# PROBLEM DETAILS:
Go through the listing and copy every line word for word.

# TASK INPUTS:
-----
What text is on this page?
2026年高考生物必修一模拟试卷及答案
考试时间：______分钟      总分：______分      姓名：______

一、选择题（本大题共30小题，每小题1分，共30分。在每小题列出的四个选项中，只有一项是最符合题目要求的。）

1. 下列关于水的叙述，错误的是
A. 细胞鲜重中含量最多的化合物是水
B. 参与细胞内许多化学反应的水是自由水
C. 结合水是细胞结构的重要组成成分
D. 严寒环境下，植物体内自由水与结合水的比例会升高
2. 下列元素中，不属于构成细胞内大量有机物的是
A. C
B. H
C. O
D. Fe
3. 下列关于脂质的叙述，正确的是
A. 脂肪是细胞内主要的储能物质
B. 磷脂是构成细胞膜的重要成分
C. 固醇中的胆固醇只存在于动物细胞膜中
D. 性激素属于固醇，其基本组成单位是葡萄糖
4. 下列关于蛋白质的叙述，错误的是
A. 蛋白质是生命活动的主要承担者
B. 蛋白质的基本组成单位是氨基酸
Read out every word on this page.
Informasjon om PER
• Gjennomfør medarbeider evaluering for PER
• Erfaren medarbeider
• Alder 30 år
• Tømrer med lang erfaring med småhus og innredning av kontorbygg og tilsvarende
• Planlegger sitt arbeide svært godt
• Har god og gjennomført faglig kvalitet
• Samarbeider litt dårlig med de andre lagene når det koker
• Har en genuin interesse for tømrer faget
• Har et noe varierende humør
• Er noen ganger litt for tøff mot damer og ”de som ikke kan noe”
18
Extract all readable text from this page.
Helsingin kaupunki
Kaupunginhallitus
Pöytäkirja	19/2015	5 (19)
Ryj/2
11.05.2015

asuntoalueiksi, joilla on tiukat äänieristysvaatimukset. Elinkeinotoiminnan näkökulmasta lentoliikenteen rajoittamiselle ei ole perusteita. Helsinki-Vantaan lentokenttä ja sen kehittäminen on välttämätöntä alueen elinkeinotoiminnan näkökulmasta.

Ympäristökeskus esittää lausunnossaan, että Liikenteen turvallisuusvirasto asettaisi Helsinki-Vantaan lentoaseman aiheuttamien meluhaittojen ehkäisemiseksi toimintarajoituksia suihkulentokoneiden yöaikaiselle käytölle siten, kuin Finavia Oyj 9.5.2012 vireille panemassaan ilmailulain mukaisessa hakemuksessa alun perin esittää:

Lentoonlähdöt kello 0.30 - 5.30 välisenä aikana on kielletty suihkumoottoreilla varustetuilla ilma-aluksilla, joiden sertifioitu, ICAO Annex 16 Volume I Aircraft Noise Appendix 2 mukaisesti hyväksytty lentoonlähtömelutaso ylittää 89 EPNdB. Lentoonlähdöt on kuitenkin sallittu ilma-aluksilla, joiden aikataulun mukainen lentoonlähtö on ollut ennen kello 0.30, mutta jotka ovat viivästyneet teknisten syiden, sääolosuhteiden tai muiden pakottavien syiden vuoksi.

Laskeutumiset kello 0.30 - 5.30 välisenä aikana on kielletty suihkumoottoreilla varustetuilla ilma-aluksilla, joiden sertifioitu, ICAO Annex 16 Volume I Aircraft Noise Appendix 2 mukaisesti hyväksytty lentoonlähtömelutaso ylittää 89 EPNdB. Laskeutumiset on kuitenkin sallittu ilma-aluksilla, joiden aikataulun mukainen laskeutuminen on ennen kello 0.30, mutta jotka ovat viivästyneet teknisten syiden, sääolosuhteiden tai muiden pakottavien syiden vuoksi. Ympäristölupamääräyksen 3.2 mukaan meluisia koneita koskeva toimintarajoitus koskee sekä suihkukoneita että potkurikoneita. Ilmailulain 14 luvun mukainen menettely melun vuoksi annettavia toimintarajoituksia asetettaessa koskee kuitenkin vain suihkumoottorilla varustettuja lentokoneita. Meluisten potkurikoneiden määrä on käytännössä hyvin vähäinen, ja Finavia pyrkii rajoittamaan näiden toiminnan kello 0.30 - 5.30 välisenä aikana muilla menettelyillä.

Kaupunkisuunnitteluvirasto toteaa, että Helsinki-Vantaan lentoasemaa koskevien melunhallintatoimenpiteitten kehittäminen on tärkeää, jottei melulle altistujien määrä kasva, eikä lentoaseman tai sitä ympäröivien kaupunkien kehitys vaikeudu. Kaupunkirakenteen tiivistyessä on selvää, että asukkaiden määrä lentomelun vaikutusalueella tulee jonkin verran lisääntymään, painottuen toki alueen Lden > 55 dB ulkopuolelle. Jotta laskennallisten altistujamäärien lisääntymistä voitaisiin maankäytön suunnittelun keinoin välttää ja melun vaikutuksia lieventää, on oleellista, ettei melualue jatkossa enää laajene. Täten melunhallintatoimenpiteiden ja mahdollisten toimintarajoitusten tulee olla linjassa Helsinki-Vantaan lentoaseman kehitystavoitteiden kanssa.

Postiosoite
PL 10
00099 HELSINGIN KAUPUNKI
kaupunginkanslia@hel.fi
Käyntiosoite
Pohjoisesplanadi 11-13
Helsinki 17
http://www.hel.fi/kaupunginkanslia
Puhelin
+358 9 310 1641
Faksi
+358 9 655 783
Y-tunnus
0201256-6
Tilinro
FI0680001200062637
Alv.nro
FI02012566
-----
# REPLY TO THE TASK:
What text is on this page?
2026年高考生物必修一模拟试卷及答案
考试时间：______分钟      总分：______分      姓名：______

一、选择题（本大题共30小题，每小题1分，共30分。在每小题列出的四个选项中，只有一项是最符合题目要求的。）

1. 下列关于水的叙述，错误的是
A. 细胞鲜重中含量最多的化合物是水
B. 参与细胞内许多化学反应的水是自由水
C. 结合水是细胞结构的重要组成成分
D. 严寒环境下，植物体内自由水与结合水的比例会升高
2. 下列元素中，不属于构成细胞内大量有机物的是
A. C
B. H
C. O
D. Fe
3. 下列关于脂质的叙述，正确的是
A. 脂肪是细胞内主要的储能物质
B. 磷脂是构成细胞膜的重要成分
C. 固醇中的胆固醇只存在于动物细胞膜中
D. 性激素属于固醇，其基本组成单位是葡萄糖
4. 下列关于蛋白质的叙述，错误的是
A. 蛋白质是生命活动的主要承担者
B. 蛋白质的基本组成单位是氨基酸
Read out every word on this page.
Informasjon om PER
• Gjennomfør medarbeider evaluering for PER
• Erfaren medarbeider
• Alder 30 år
• Tømrer med lang erfaring med småhus og innredning av kontorbygg og tilsvarende
• Planlegger sitt arbeide svært godt
• Har god og gjennomført faglig kvalitet
• Samarbeider litt dårlig med de andre lagene når det koker
• Har en genuin interesse for tømrer faget
• Har et noe varierende humør
• Er noen ganger litt for tøff mot damer og ”de som ikke kan noe”
18
Extract all readable text from this page.
Helsingin kaupunki
Kaupunginhallitus
Pöytäkirja	19/2015	5 (19)
Ryj/2
11.05.2015

asuntoalueiksi, joilla on tiukat äänieristysvaatimukset. Elinkeinotoiminnan näkökulmasta lentoliikenteen rajoittamiselle ei ole perusteita. Helsinki-Vantaan lentokenttä ja sen kehittäminen on välttämätöntä alueen elinkeinotoiminnan näkökulmasta.

Ympäristökeskus esittää lausunnossaan, että Liikenteen turvallisuusvirasto asettaisi Helsinki-Vantaan lentoaseman aiheuttamien meluhaittojen ehkäisemiseksi toimintarajoituksia suihkulentokoneiden yöaikaiselle käytölle siten, kuin Finavia Oyj 9.5.2012 vireille panemassaan ilmailulain mukaisessa hakemuksessa alun perin esittää:

Lentoonlähdöt kello 0.30 - 5.30 välisenä aikana on kielletty suihkumoottoreilla varustetuilla ilma-aluksilla, joiden sertifioitu, ICAO Annex 16 Volume I Aircraft Noise Appendix 2 mukaisesti hyväksytty lentoonlähtömelutaso ylittää 89 EPNdB. Lentoonlähdöt on kuitenkin sallittu ilma-aluksilla, joiden aikataulun mukainen lentoonlähtö on ollut ennen kello 0.30, mutta jotka ovat viivästyneet teknisten syiden, sääolosuhteiden tai muiden pakottavien syiden vuoksi.

Laskeutumiset kello 0.30 - 5.30 välisenä aikana on kielletty suihkumoottoreilla varustetuilla ilma-aluksilla, joiden sertifioitu, ICAO Annex 16 Volume I Aircraft Noise Appendix 2 mukaisesti hyväksytty lentoonlähtömelutaso ylittää 89 EPNdB. Laskeutumiset on kuitenkin sallittu ilma-aluksilla, joiden aikataulun mukainen laskeutuminen on ennen kello 0.30, mutta jotka ovat viivästyneet teknisten syiden, sääolosuhteiden tai muiden pakottavien syiden vuoksi. Ympäristölupamääräyksen 3.2 mukaan meluisia koneita koskeva toimintarajoitus koskee sekä suihkukoneita että potkurikoneita. Ilmailulain 14 luvun mukainen menettely melun vuoksi annettavia toimintarajoituksia asetettaessa koskee kuitenkin vain suihkumoottorilla varustettuja lentokoneita. Meluisten potkurikoneiden määrä on käytännössä hyvin vähäinen, ja Finavia pyrkii rajoittamaan näiden toiminnan kello 0.30 - 5.30 välisenä aikana muilla menettelyillä.

Kaupunkisuunnitteluvirasto toteaa, että Helsinki-Vantaan lentoasemaa koskevien melunhallintatoimenpiteitten kehittäminen on tärkeää, jottei melulle altistujien määrä kasva, eikä lentoaseman tai sitä ympäröivien kaupunkien kehitys vaikeudu. Kaupunkirakenteen tiivistyessä on selvää, että asukkaiden määrä lentomelun vaikutusalueella tulee jonkin verran lisääntymään, painottuen toki alueen Lden > 55 dB ulkopuolelle. Jotta laskennallisten altistujamäärien lisääntymistä voitaisiin maankäytön suunnittelun keinoin välttää ja melun vaikutuksia lieventää, on oleellista, ettei melualue jatkossa enää laajene. Täten melunhallintatoimenpiteiden ja mahdollisten toimintarajoitusten tulee olla linjassa Helsinki-Vantaan lentoaseman kehitystavoitteiden kanssa.

Postiosoite
PL 10
00099 HELSINGIN KAUPUNKI
kaupunginkanslia@hel.fi
Käyntiosoite
Pohjoisesplanadi 11-13
Helsinki 17
http://www.hel.fi/kaupunginkanslia
Puhelin
+358 9 310 1641
Faksi
+358 9 655 783
Y-tunnus
0201256-6
Tilinro
FI0680001200062637
Alv.nro
FI02012566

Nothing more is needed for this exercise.